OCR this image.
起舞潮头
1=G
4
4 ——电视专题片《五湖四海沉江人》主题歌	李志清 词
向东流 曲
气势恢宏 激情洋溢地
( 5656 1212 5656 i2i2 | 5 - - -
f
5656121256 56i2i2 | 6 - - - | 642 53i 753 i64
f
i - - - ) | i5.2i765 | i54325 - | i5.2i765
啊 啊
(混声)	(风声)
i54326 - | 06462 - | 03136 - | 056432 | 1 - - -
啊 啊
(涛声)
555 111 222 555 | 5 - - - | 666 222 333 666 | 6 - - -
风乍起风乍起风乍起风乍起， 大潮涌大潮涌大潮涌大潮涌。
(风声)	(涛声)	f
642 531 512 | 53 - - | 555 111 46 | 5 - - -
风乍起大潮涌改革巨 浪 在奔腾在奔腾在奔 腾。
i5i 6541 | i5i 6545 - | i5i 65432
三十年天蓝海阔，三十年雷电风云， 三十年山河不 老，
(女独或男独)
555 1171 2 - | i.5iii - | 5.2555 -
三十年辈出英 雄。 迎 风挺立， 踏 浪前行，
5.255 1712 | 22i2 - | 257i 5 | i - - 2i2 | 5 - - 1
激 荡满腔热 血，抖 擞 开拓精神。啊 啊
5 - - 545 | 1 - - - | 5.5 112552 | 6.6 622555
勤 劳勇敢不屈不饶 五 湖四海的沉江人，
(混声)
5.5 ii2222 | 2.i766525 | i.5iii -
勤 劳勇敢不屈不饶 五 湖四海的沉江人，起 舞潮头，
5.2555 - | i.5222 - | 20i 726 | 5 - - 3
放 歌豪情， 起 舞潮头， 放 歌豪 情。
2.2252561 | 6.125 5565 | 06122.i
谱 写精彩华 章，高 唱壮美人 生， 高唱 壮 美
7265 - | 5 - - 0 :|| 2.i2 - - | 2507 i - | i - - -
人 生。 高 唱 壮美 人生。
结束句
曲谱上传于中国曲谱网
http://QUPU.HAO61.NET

:::::

▶ [Given request]: Set down all of the records shown above once more, exactly.

▶ [Result]:
OCR this image.
起舞潮头
1=G
4
4 ——电视专题片《五湖四海沉江人》主题歌	李志清 词
向东流 曲
气势恢宏 激情洋溢地
( 5656 1212 5656 i2i2 | 5 - - -
f
5656121256 56i2i2 | 6 - - - | 642 53i 753 i64
f
i - - - ) | i5.2i765 | i54325 - | i5.2i765
啊 啊
(混声)	(风声)
i54326 - | 06462 - | 03136 - | 056432 | 1 - - -
啊 啊
(涛声)
555 111 222 555 | 5 - - - | 666 222 333 666 | 6 - - -
风乍起风乍起风乍起风乍起， 大潮涌大潮涌大潮涌大潮涌。
(风声)	(涛声)	f
642 531 512 | 53 - - | 555 111 46 | 5 - - -
风乍起大潮涌改革巨 浪 在奔腾在奔腾在奔 腾。
i5i 6541 | i5i 6545 - | i5i 65432
三十年天蓝海阔，三十年雷电风云， 三十年山河不 老，
(女独或男独)
555 1171 2 - | i.5iii - | 5.2555 -
三十年辈出英 雄。 迎 风挺立， 踏 浪前行，
5.255 1712 | 22i2 - | 257i 5 | i - - 2i2 | 5 - - 1
激 荡满腔热 血，抖 擞 开拓精神。啊 啊
5 - - 545 | 1 - - - | 5.5 112552 | 6.6 622555
勤 劳勇敢不屈不饶 五 湖四海的沉江人，
(混声)
5.5 ii2222 | 2.i766525 | i.5iii -
勤 劳勇敢不屈不饶 五 湖四海的沉江人，起 舞潮头，
5.2555 - | i.5222 - | 20i 726 | 5 - - 3
放 歌豪情， 起 舞潮头， 放 歌豪 情。
2.2252561 | 6.125 5565 | 06122.i
谱 写精彩华 章，高 唱壮美人 生， 高唱 壮 美
7265 - | 5 - - 0 :|| 2.i2 - - | 2507 i - | i - - -
人 生。 高 唱 壮美 人生。
结束句
曲谱上传于中国曲谱网
http://QUPU.HAO61.NET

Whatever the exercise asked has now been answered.